#### [What this task involves]
Below is a block of records; return all of them exactly, but without the images.

#### [Supplied data]
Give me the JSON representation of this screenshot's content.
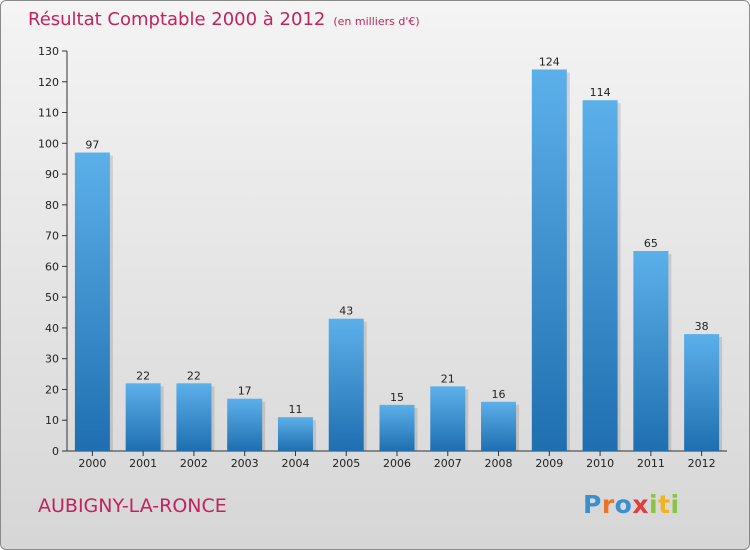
{
  "header": {
    "title": "Résultat Comptable 2000 à 2012",
    "subtitle": "(en milliers d'€)"
  },
  "footer": {
    "town": "AUBIGNY-LA-RONCE",
    "brand_letters": [
      "P",
      "r",
      "o",
      "x",
      "i",
      "t",
      "i"
    ]
  },
  "colors": {
    "title": "#c0235f",
    "bar_top": "#5cb0ea",
    "bar_bottom": "#1f6fb0",
    "brand": [
      "#3a8fd0",
      "#e8742a",
      "#3a8fd0",
      "#e23c3c",
      "#8bc53f",
      "#f2b320",
      "#8bc53f"
    ]
  },
  "chart_data": {
    "type": "bar",
    "title": "Résultat Comptable 2000 à 2012",
    "subtitle": "(en milliers d'€)",
    "categories": [
      "2000",
      "2001",
      "2002",
      "2003",
      "2004",
      "2005",
      "2006",
      "2007",
      "2008",
      "2009",
      "2010",
      "2011",
      "2012"
    ],
    "values": [
      97,
      22,
      22,
      17,
      11,
      43,
      15,
      21,
      16,
      124,
      114,
      65,
      38
    ],
    "ylim": [
      0,
      130
    ],
    "yticks": [
      0,
      10,
      20,
      30,
      40,
      50,
      60,
      70,
      80,
      90,
      100,
      110,
      120,
      130
    ],
    "xlabel": "",
    "ylabel": "",
    "grid": false,
    "legend": "none"
  }
}
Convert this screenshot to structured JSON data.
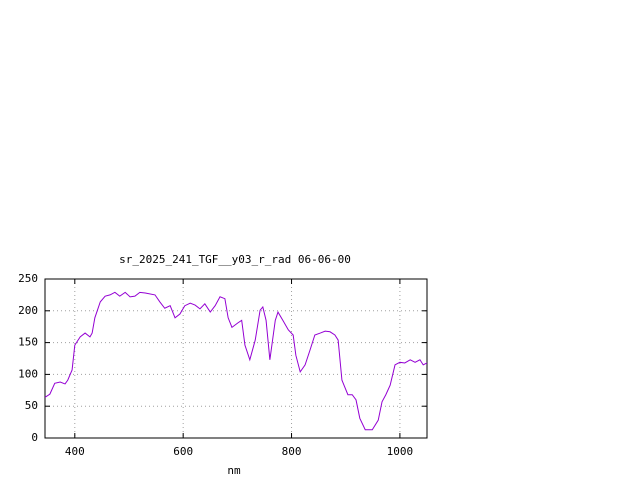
{
  "chart_data": {
    "type": "line",
    "title": "sr_2025_241_TGF__y03_r_rad 06-06-00",
    "x_label": "nm",
    "x": [
      345,
      354,
      363,
      373,
      382,
      387,
      395,
      400,
      410,
      419,
      428,
      432,
      437,
      447,
      456,
      465,
      474,
      483,
      493,
      502,
      511,
      520,
      530,
      548,
      557,
      566,
      576,
      585,
      594,
      603,
      613,
      622,
      631,
      640,
      650,
      659,
      668,
      677,
      683,
      690,
      701,
      708,
      714,
      723,
      733,
      742,
      747,
      753,
      760,
      770,
      775,
      784,
      794,
      803,
      808,
      816,
      825,
      834,
      843,
      853,
      862,
      871,
      880,
      886,
      893,
      904,
      912,
      919,
      926,
      936,
      949,
      960,
      967,
      974,
      982,
      991,
      1000,
      1009,
      1019,
      1028,
      1037,
      1043,
      1050
    ],
    "series": [
      {
        "name": "sr_2025_241_TGF__y03_r_rad",
        "color": "#9400d3",
        "values": [
          64,
          69,
          86,
          88,
          85,
          91,
          107,
          146,
          159,
          165,
          159,
          165,
          189,
          214,
          223,
          225,
          229,
          223,
          229,
          222,
          223,
          229,
          228,
          225,
          214,
          204,
          208,
          189,
          195,
          208,
          212,
          209,
          203,
          211,
          198,
          208,
          222,
          219,
          189,
          174,
          181,
          185,
          146,
          123,
          154,
          201,
          206,
          185,
          123,
          185,
          198,
          185,
          170,
          162,
          130,
          104,
          115,
          138,
          162,
          165,
          168,
          167,
          162,
          154,
          91,
          68,
          68,
          60,
          31,
          13,
          13,
          28,
          57,
          68,
          83,
          115,
          119,
          118,
          123,
          119,
          123,
          115,
          118
        ]
      }
    ],
    "xlim": [
      345,
      1050
    ],
    "ylim": [
      0,
      250
    ],
    "xticks": [
      400,
      600,
      800,
      1000
    ],
    "yticks": [
      0,
      50,
      100,
      150,
      200,
      250
    ],
    "grid": true
  }
}
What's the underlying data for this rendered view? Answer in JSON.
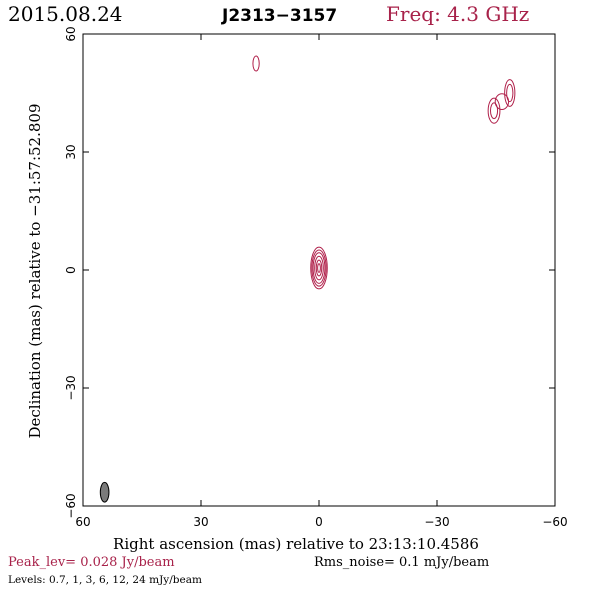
{
  "header": {
    "date": "2015.08.24",
    "source": "J2313−3157",
    "freq": "Freq: 4.3 GHz"
  },
  "footer": {
    "peak": "Peak_lev=  0.028 Jy/beam",
    "rms": "Rms_noise=   0.1 mJy/beam",
    "levels": "Levels: 0.7,    1,    3,    6,   12,   24 mJy/beam"
  },
  "colors": {
    "contour": "#b0204a",
    "accent": "#a8224a",
    "beam": "#7a7a7a"
  },
  "chart_data": {
    "type": "contour",
    "xlabel": "Right ascension (mas) relative to 23:13:10.4586",
    "ylabel": "Declination (mas) relative to −31:57:52.809",
    "xlim": [
      60,
      -60
    ],
    "ylim": [
      -60,
      60
    ],
    "x_ticks": [
      60,
      30,
      0,
      -30,
      -60
    ],
    "y_ticks": [
      60,
      30,
      0,
      -30,
      -60
    ],
    "x_tick_labels": [
      "60",
      "30",
      "0",
      "−30",
      "−60"
    ],
    "y_tick_labels": [
      "60",
      "30",
      "0",
      "−30",
      "−60"
    ],
    "contour_levels_mJy": [
      0.7,
      1,
      3,
      6,
      12,
      24
    ],
    "beam": {
      "x": 54.5,
      "y": -56.5,
      "major": 2.5,
      "minor": 1.1,
      "pa": 0
    },
    "components": [
      {
        "name": "core",
        "x": 0,
        "y": 0.5,
        "contours": [
          {
            "rx": 2.1,
            "ry": 5.3
          },
          {
            "rx": 1.8,
            "ry": 4.6
          },
          {
            "rx": 1.5,
            "ry": 3.9
          },
          {
            "rx": 1.1,
            "ry": 3.0
          },
          {
            "rx": 0.7,
            "ry": 2.0
          },
          {
            "rx": 0.35,
            "ry": 1.1
          }
        ]
      },
      {
        "name": "north-blob",
        "x": 16,
        "y": 52.5,
        "contours": [
          {
            "rx": 0.8,
            "ry": 1.9
          }
        ]
      },
      {
        "name": "ne-blob-a",
        "x": -44.5,
        "y": 40.5,
        "contours": [
          {
            "rx": 1.5,
            "ry": 3.2
          },
          {
            "rx": 0.9,
            "ry": 2.0
          }
        ]
      },
      {
        "name": "ne-blob-b",
        "x": -48.5,
        "y": 45,
        "contours": [
          {
            "rx": 1.3,
            "ry": 3.4
          },
          {
            "rx": 0.8,
            "ry": 2.2
          }
        ]
      },
      {
        "name": "ne-blob-c",
        "x": -46.5,
        "y": 42.8,
        "contours": [
          {
            "rx": 1.7,
            "ry": 2.0
          }
        ]
      }
    ]
  }
}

#### [Written solution]
Give me the JSON representation of this screenshot's content.
{
  "header": {
    "title": "Résultat Comptable 2000 à 2012",
    "subtitle": "(en milliers d'€)"
  },
  "footer": {
    "town": "AUBIGNY-LA-RONCE",
    "brand_letters": [
      "P",
      "r",
      "o",
      "x",
      "i",
      "t",
      "i"
    ]
  },
  "colors": {
    "title": "#c0235f",
    "bar_top": "#5cb0ea",
    "bar_bottom": "#1f6fb0",
    "brand": [
      "#3a8fd0",
      "#e8742a",
      "#3a8fd0",
      "#e23c3c",
      "#8bc53f",
      "#f2b320",
      "#8bc53f"
    ]
  },
  "chart_data": {
    "type": "bar",
    "title": "Résultat Comptable 2000 à 2012",
    "subtitle": "(en milliers d'€)",
    "categories": [
      "2000",
      "2001",
      "2002",
      "2003",
      "2004",
      "2005",
      "2006",
      "2007",
      "2008",
      "2009",
      "2010",
      "2011",
      "2012"
    ],
    "values": [
      97,
      22,
      22,
      17,
      11,
      43,
      15,
      21,
      16,
      124,
      114,
      65,
      38
    ],
    "ylim": [
      0,
      130
    ],
    "yticks": [
      0,
      10,
      20,
      30,
      40,
      50,
      60,
      70,
      80,
      90,
      100,
      110,
      120,
      130
    ],
    "xlabel": "",
    "ylabel": "",
    "grid": false,
    "legend": "none"
  }
}
Convert this screenshot to structured JSON data.
{
  "chart_data": {
    "type": "line",
    "title": "sr_2025_241_TGF__y03_r_rad 06-06-00",
    "x_label": "nm",
    "x": [
      345,
      354,
      363,
      373,
      382,
      387,
      395,
      400,
      410,
      419,
      428,
      432,
      437,
      447,
      456,
      465,
      474,
      483,
      493,
      502,
      511,
      520,
      530,
      548,
      557,
      566,
      576,
      585,
      594,
      603,
      613,
      622,
      631,
      640,
      650,
      659,
      668,
      677,
      683,
      690,
      701,
      708,
      714,
      723,
      733,
      742,
      747,
      753,
      760,
      770,
      775,
      784,
      794,
      803,
      808,
      816,
      825,
      834,
      843,
      853,
      862,
      871,
      880,
      886,
      893,
      904,
      912,
      919,
      926,
      936,
      949,
      960,
      967,
      974,
      982,
      991,
      1000,
      1009,
      1019,
      1028,
      1037,
      1043,
      1050
    ],
    "series": [
      {
        "name": "sr_2025_241_TGF__y03_r_rad",
        "color": "#9400d3",
        "values": [
          64,
          69,
          86,
          88,
          85,
          91,
          107,
          146,
          159,
          165,
          159,
          165,
          189,
          214,
          223,
          225,
          229,
          223,
          229,
          222,
          223,
          229,
          228,
          225,
          214,
          204,
          208,
          189,
          195,
          208,
          212,
          209,
          203,
          211,
          198,
          208,
          222,
          219,
          189,
          174,
          181,
          185,
          146,
          123,
          154,
          201,
          206,
          185,
          123,
          185,
          198,
          185,
          170,
          162,
          130,
          104,
          115,
          138,
          162,
          165,
          168,
          167,
          162,
          154,
          91,
          68,
          68,
          60,
          31,
          13,
          13,
          28,
          57,
          68,
          83,
          115,
          119,
          118,
          123,
          119,
          123,
          115,
          118
        ]
      }
    ],
    "xlim": [
      345,
      1050
    ],
    "ylim": [
      0,
      250
    ],
    "xticks": [
      400,
      600,
      800,
      1000
    ],
    "yticks": [
      0,
      50,
      100,
      150,
      200,
      250
    ],
    "grid": true
  }
}
What's the underlying data for this rendered view? Answer in JSON.
{
  "header": {
    "date": "2015.08.24",
    "source": "J2313−3157",
    "freq": "Freq: 4.3 GHz"
  },
  "footer": {
    "peak": "Peak_lev=  0.028 Jy/beam",
    "rms": "Rms_noise=   0.1 mJy/beam",
    "levels": "Levels: 0.7,    1,    3,    6,   12,   24 mJy/beam"
  },
  "colors": {
    "contour": "#b0204a",
    "accent": "#a8224a",
    "beam": "#7a7a7a"
  },
  "chart_data": {
    "type": "contour",
    "xlabel": "Right ascension (mas) relative to 23:13:10.4586",
    "ylabel": "Declination (mas) relative to −31:57:52.809",
    "xlim": [
      60,
      -60
    ],
    "ylim": [
      -60,
      60
    ],
    "x_ticks": [
      60,
      30,
      0,
      -30,
      -60
    ],
    "y_ticks": [
      60,
      30,
      0,
      -30,
      -60
    ],
    "x_tick_labels": [
      "60",
      "30",
      "0",
      "−30",
      "−60"
    ],
    "y_tick_labels": [
      "60",
      "30",
      "0",
      "−30",
      "−60"
    ],
    "contour_levels_mJy": [
      0.7,
      1,
      3,
      6,
      12,
      24
    ],
    "beam": {
      "x": 54.5,
      "y": -56.5,
      "major": 2.5,
      "minor": 1.1,
      "pa": 0
    },
    "components": [
      {
        "name": "core",
        "x": 0,
        "y": 0.5,
        "contours": [
          {
            "rx": 2.1,
            "ry": 5.3
          },
          {
            "rx": 1.8,
            "ry": 4.6
          },
          {
            "rx": 1.5,
            "ry": 3.9
          },
          {
            "rx": 1.1,
            "ry": 3.0
          },
          {
            "rx": 0.7,
            "ry": 2.0
          },
          {
            "rx": 0.35,
            "ry": 1.1
          }
        ]
      },
      {
        "name": "north-blob",
        "x": 16,
        "y": 52.5,
        "contours": [
          {
            "rx": 0.8,
            "ry": 1.9
          }
        ]
      },
      {
        "name": "ne-blob-a",
        "x": -44.5,
        "y": 40.5,
        "contours": [
          {
            "rx": 1.5,
            "ry": 3.2
          },
          {
            "rx": 0.9,
            "ry": 2.0
          }
        ]
      },
      {
        "name": "ne-blob-b",
        "x": -48.5,
        "y": 45,
        "contours": [
          {
            "rx": 1.3,
            "ry": 3.4
          },
          {
            "rx": 0.8,
            "ry": 2.2
          }
        ]
      },
      {
        "name": "ne-blob-c",
        "x": -46.5,
        "y": 42.8,
        "contours": [
          {
            "rx": 1.7,
            "ry": 2.0
          }
        ]
      }
    ]
  }
}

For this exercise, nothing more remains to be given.